* Exercise directions
Return the number of lines that contain the word "Determination", and return nothing else.

### Material for this exercise ###

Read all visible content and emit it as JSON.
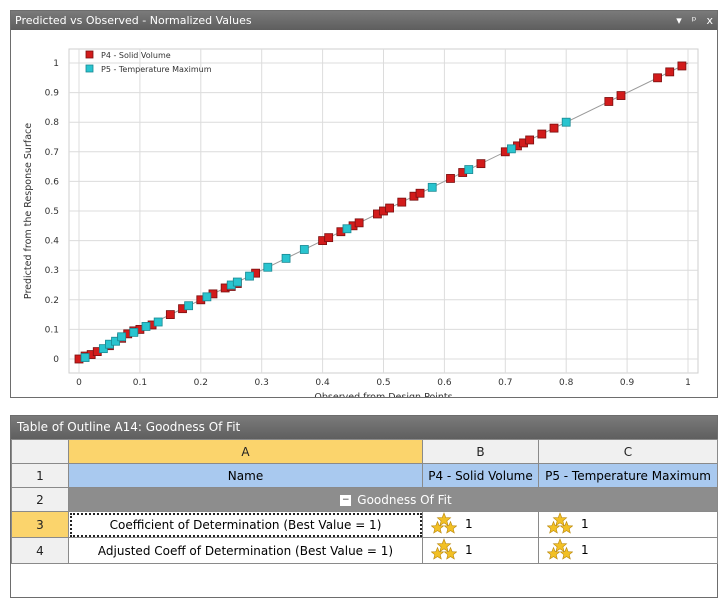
{
  "chart_panel": {
    "title": "Predicted vs Observed - Normalized Values",
    "controls": [
      "▾",
      "ᵖ",
      "x"
    ]
  },
  "chart_data": {
    "type": "scatter",
    "xlabel": "Observed from Design Points",
    "ylabel": "Predicted from the Response Surface",
    "xlim": [
      0,
      1
    ],
    "ylim": [
      0,
      1
    ],
    "x_ticks": [
      "0",
      "0.1",
      "0.2",
      "0.3",
      "0.4",
      "0.5",
      "0.6",
      "0.7",
      "0.8",
      "0.9",
      "1"
    ],
    "y_ticks": [
      "0",
      "0.1",
      "0.2",
      "0.3",
      "0.4",
      "0.5",
      "0.6",
      "0.7",
      "0.8",
      "0.9",
      "1"
    ],
    "grid": true,
    "legend_position": "top-left",
    "reference_line": [
      [
        0,
        0
      ],
      [
        1,
        1
      ]
    ],
    "series": [
      {
        "name": "P4 - Solid Volume",
        "color": "#d21b1b",
        "points": [
          [
            0,
            0
          ],
          [
            0.01,
            0.01
          ],
          [
            0.02,
            0.015
          ],
          [
            0.03,
            0.025
          ],
          [
            0.05,
            0.045
          ],
          [
            0.07,
            0.07
          ],
          [
            0.08,
            0.085
          ],
          [
            0.09,
            0.095
          ],
          [
            0.1,
            0.1
          ],
          [
            0.12,
            0.115
          ],
          [
            0.15,
            0.15
          ],
          [
            0.17,
            0.17
          ],
          [
            0.2,
            0.2
          ],
          [
            0.22,
            0.22
          ],
          [
            0.24,
            0.24
          ],
          [
            0.25,
            0.245
          ],
          [
            0.26,
            0.255
          ],
          [
            0.29,
            0.29
          ],
          [
            0.4,
            0.4
          ],
          [
            0.41,
            0.41
          ],
          [
            0.43,
            0.43
          ],
          [
            0.45,
            0.45
          ],
          [
            0.46,
            0.46
          ],
          [
            0.49,
            0.49
          ],
          [
            0.5,
            0.5
          ],
          [
            0.51,
            0.51
          ],
          [
            0.53,
            0.53
          ],
          [
            0.55,
            0.55
          ],
          [
            0.56,
            0.56
          ],
          [
            0.61,
            0.61
          ],
          [
            0.63,
            0.63
          ],
          [
            0.66,
            0.66
          ],
          [
            0.7,
            0.7
          ],
          [
            0.72,
            0.72
          ],
          [
            0.73,
            0.73
          ],
          [
            0.74,
            0.74
          ],
          [
            0.76,
            0.76
          ],
          [
            0.78,
            0.78
          ],
          [
            0.87,
            0.87
          ],
          [
            0.89,
            0.89
          ],
          [
            0.95,
            0.95
          ],
          [
            0.97,
            0.97
          ],
          [
            0.99,
            0.99
          ]
        ]
      },
      {
        "name": "P5 - Temperature Maximum",
        "color": "#29c4cf",
        "points": [
          [
            0.01,
            0.005
          ],
          [
            0.04,
            0.035
          ],
          [
            0.05,
            0.05
          ],
          [
            0.06,
            0.06
          ],
          [
            0.07,
            0.075
          ],
          [
            0.09,
            0.09
          ],
          [
            0.11,
            0.11
          ],
          [
            0.13,
            0.125
          ],
          [
            0.18,
            0.18
          ],
          [
            0.21,
            0.21
          ],
          [
            0.25,
            0.25
          ],
          [
            0.26,
            0.26
          ],
          [
            0.28,
            0.28
          ],
          [
            0.31,
            0.31
          ],
          [
            0.34,
            0.34
          ],
          [
            0.37,
            0.37
          ],
          [
            0.44,
            0.44
          ],
          [
            0.58,
            0.58
          ],
          [
            0.64,
            0.64
          ],
          [
            0.71,
            0.71
          ],
          [
            0.8,
            0.8
          ]
        ]
      }
    ]
  },
  "table_panel": {
    "title": "Table of Outline A14: Goodness Of Fit",
    "column_letters": [
      "A",
      "B",
      "C"
    ],
    "header_row": {
      "index": "1",
      "name": "Name",
      "b": "P4 - Solid Volume",
      "c": "P5 - Temperature Maximum"
    },
    "group_row": {
      "index": "2",
      "toggle": "−",
      "label": "Goodness Of Fit"
    },
    "rows": [
      {
        "index": "3",
        "name": "Coefficient of Determination (Best Value = 1)",
        "b": "1",
        "c": "1"
      },
      {
        "index": "4",
        "name": "Adjusted Coeff of Determination (Best Value = 1)",
        "b": "1",
        "c": "1"
      }
    ],
    "colors": {
      "selected_header": "#fbd46c",
      "name_header": "#a9c9ef",
      "group_bg": "#8d8d8d",
      "star": "#f2c025"
    }
  }
}
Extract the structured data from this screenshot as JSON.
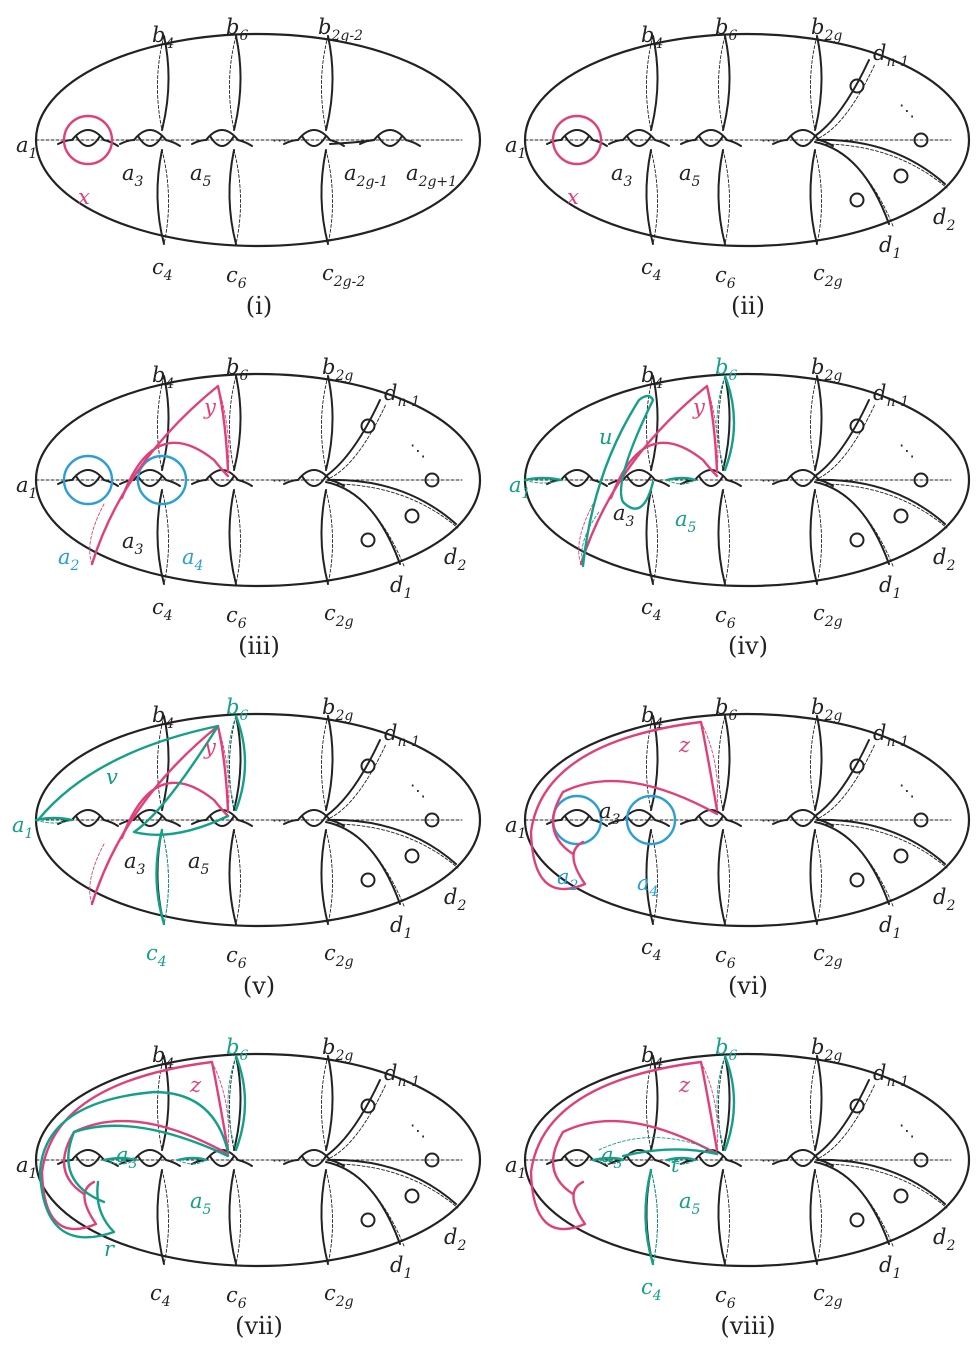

###

* Expected output
2